EXTRAIT DU DOCUMENT —

* * *

Je repars avec un sentiment de solitude en reprenant ma route à travers champs, sous la lune et les étoiles. La ligne de chemin de fer devient comme tant de silhouettes fantomatiques, reliant deux zones urbaines toujours éveillées mais perdues dans une campagne déserte.
Le train s’élance de tout son long, découpe et cisaille le silence nocturne de son hurlement lourd et aveuglant. Sous les rails un étroit tunnel permet aux différents serpents, batraciens et campagnols d’éviter ce monstre de fer. Pour ma part je dois monter le talus et me résigner à passer cet obstacle entre deux trains. J’aperçois les silhouettes duveteuses de deux tanuki, chiens viverrins fuyant dans la nuit.

 

LE STADE ET LA MONTAGNE

Je rejoins un complexe sportif aux toits en dômes pointus qui lui donnent des allures de palais oriental factice. Je ne croise personne sur ma route, seuls les claquements des balles sur les battes de quelques adolescents trop sérieux dans leur discipline se font entendre. Dans un semestre à peine ils disputeront les matchs les plus importants de leur vie, retransmis et suivis par des millions de Japonais, pour qui la concrétisation des leurs efforts de lycéens représente un événement sportif annuel conséquent.

* * *

ÉNONCÉ A — Mettez à jour la liste depuis son début jusqu'à la ligne contenant "The cleaned exhaust gas 29 is at (590, 307).", incluse, en remplaçant "cylindrical" par "tubular" sans rien modifier d'autre. N'incluez pas les images dans votre réponse.

* * *

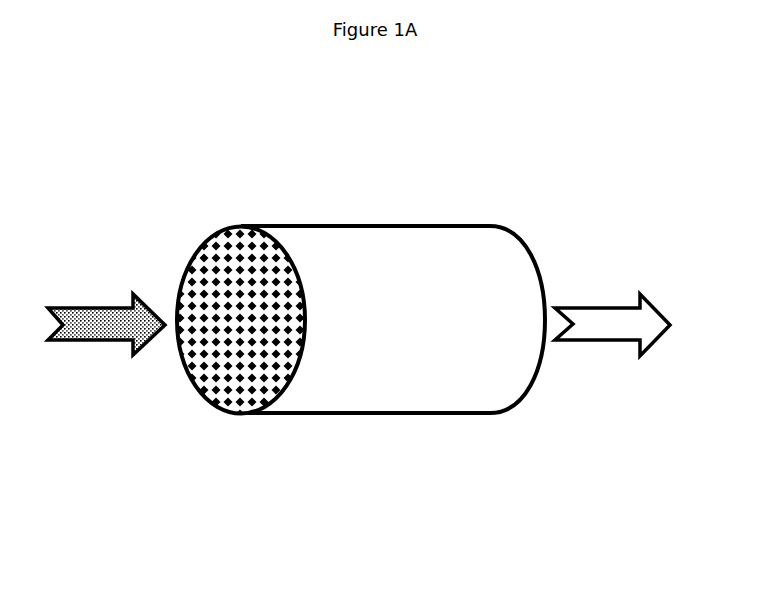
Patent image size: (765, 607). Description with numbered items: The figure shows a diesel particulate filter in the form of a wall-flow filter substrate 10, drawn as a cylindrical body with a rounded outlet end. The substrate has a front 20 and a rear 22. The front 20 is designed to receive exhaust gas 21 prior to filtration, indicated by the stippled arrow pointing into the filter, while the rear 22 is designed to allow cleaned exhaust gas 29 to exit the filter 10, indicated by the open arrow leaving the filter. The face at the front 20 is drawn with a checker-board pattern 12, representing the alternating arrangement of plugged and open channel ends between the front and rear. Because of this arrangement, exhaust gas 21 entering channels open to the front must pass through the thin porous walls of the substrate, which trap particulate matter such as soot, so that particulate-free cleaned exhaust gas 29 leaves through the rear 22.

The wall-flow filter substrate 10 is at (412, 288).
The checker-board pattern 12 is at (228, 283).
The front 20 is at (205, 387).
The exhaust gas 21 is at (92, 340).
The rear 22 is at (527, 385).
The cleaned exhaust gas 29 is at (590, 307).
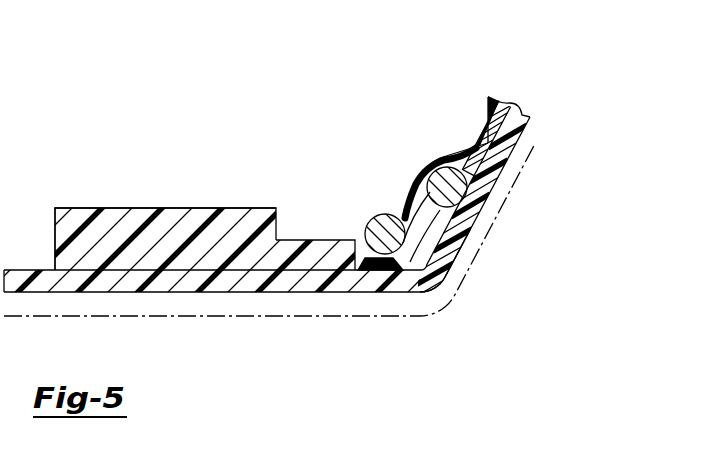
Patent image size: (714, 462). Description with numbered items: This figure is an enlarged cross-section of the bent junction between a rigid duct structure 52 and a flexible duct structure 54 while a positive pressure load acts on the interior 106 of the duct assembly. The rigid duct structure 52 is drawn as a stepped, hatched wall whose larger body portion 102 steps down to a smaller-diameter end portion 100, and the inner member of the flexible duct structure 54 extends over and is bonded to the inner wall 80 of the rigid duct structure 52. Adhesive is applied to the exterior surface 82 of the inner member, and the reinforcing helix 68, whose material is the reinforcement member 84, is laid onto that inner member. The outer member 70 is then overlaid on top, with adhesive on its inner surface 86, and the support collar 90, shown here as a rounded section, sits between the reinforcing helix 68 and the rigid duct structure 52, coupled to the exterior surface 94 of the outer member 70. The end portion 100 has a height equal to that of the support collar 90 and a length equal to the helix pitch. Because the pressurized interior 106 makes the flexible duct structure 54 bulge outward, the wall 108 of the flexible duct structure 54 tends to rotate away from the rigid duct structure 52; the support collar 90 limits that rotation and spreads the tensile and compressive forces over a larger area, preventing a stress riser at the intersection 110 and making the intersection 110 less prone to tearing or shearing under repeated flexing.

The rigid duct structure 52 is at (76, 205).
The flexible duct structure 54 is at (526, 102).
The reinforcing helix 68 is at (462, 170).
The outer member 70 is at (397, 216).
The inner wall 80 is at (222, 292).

* * *

ÉNONCÉ B — Citez toutes les espèces animales nommées dans l'extrait.

RÉPONSE A —
Patent image size: (765, 607). Description with numbered items: The figure shows a diesel particulate filter in the form of a wall-flow filter substrate 10, drawn as a tubular body with a rounded outlet end. The substrate has a front 20 and a rear 22. The front 20 is designed to receive exhaust gas 21 prior to filtration, indicated by the stippled arrow pointing into the filter, while the rear 22 is designed to allow cleaned exhaust gas 29 to exit the filter 10, indicated by the open arrow leaving the filter. The face at the front 20 is drawn with a checker-board pattern 12, representing the alternating arrangement of plugged and open channel ends between the front and rear. Because of this arrangement, exhaust gas 21 entering channels open to the front must pass through the thin porous walls of the substrate, which trap particulate matter such as soot, so that particulate-free cleaned exhaust gas 29 leaves through the rear 22.

The wall-flow filter substrate 10 is at (412, 288).
The checker-board pattern 12 is at (228, 283).
The front 20 is at (205, 387).
The exhaust gas 21 is at (92, 340).
The rear 22 is at (527, 385).
The cleaned exhaust gas 29 is at (590, 307).

RÉPONSE B — serpents, batraciens, campagnols, tanuki (chiens viverrins)